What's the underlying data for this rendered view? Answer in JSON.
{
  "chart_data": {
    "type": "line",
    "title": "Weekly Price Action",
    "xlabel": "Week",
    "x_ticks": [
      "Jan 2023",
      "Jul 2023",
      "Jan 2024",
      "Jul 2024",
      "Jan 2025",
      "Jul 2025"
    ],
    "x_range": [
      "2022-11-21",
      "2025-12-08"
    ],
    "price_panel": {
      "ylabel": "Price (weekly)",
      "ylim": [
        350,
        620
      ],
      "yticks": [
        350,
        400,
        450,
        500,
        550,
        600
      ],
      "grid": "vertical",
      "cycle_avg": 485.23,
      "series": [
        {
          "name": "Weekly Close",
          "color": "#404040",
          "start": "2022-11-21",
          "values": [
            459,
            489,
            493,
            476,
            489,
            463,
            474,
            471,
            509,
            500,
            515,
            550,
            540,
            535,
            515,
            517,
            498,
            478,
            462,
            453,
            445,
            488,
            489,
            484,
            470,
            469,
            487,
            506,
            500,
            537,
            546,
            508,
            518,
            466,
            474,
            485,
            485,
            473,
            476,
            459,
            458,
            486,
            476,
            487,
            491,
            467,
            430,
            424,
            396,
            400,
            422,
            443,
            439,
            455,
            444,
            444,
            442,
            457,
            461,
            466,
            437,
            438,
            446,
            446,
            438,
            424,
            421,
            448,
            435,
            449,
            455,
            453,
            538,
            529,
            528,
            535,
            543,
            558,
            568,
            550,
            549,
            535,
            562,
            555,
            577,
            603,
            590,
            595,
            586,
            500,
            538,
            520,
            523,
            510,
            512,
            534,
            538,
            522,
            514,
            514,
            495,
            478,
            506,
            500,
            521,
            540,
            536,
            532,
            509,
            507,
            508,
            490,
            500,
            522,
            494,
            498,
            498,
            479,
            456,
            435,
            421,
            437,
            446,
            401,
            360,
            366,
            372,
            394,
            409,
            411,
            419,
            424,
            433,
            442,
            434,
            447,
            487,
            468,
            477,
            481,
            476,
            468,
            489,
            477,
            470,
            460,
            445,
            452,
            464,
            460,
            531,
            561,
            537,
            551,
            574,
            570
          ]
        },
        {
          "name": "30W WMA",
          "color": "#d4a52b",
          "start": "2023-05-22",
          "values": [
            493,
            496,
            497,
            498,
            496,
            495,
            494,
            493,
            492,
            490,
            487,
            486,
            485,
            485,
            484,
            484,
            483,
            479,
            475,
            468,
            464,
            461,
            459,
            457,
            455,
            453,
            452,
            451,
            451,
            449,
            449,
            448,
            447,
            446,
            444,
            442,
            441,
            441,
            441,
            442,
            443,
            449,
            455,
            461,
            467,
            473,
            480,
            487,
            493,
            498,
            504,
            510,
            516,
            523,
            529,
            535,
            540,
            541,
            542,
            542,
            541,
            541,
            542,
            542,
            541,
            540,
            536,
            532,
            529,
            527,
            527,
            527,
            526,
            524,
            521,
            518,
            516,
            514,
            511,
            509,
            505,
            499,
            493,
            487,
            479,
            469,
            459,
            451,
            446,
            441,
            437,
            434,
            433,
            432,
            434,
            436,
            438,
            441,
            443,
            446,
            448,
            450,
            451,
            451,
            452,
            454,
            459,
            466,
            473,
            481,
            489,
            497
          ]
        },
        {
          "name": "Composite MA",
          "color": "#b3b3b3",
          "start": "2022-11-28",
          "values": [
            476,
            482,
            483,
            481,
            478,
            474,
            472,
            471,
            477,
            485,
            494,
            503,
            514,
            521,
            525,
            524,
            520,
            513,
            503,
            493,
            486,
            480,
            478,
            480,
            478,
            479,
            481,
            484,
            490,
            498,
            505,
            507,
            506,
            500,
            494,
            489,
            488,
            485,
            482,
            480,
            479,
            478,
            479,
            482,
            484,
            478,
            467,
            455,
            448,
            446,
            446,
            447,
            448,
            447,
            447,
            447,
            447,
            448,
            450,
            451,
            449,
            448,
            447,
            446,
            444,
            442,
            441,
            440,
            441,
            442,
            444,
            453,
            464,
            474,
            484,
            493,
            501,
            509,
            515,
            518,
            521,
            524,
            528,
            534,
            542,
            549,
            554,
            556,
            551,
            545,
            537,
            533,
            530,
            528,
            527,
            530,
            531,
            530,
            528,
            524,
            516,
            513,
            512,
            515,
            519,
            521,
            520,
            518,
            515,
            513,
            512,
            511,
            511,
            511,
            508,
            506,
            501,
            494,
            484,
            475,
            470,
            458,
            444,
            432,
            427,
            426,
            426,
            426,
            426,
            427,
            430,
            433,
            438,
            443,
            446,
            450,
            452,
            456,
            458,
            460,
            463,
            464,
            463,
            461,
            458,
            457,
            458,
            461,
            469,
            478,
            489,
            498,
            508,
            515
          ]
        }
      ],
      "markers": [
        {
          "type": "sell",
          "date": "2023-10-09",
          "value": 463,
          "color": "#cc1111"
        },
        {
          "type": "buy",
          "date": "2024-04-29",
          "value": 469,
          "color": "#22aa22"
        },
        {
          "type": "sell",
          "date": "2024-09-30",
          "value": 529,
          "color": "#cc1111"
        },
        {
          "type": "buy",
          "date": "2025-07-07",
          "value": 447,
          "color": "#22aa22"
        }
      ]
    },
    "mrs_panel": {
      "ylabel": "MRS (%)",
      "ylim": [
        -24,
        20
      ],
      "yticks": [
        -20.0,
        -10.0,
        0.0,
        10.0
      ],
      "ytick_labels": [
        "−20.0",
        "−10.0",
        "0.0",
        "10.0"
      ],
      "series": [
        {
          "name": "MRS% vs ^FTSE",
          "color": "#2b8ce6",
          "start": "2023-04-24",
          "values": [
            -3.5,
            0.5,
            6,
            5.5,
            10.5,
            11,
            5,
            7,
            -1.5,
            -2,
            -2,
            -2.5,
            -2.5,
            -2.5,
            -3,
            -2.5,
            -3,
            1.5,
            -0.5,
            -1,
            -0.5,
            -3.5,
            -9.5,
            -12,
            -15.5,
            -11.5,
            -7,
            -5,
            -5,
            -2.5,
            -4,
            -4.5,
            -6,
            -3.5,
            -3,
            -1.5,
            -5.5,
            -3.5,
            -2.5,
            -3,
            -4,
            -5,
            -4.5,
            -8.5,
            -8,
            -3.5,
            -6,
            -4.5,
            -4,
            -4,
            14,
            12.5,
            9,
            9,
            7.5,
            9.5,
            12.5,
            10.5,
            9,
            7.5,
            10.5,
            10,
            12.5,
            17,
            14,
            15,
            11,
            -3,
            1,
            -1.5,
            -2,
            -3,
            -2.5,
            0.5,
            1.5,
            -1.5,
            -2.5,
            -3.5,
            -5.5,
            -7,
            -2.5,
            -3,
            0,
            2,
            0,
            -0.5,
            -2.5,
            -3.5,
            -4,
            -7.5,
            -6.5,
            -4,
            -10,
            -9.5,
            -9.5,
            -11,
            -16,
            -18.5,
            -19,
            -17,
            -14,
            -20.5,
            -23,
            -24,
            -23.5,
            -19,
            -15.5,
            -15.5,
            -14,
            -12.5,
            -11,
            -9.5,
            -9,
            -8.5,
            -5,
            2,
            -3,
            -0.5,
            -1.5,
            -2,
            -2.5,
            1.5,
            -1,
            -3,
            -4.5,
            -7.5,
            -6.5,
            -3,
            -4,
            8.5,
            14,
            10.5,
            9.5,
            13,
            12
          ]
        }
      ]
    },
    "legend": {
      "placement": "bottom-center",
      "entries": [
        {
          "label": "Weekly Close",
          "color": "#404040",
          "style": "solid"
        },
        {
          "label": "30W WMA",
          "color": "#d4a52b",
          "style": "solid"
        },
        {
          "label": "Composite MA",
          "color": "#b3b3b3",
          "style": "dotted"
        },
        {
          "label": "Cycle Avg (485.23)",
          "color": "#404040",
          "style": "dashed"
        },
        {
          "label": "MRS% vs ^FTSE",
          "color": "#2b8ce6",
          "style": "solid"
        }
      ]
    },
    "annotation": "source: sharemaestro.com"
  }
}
-=-=-
OBJECTIVE: From the records, copy every line that has the string "date" in it.

THE COMPLETED TASK:
          "date": "2023-10-09",
          "date": "2024-04-29",
          "date": "2024-09-30",
          "date": "2025-07-07",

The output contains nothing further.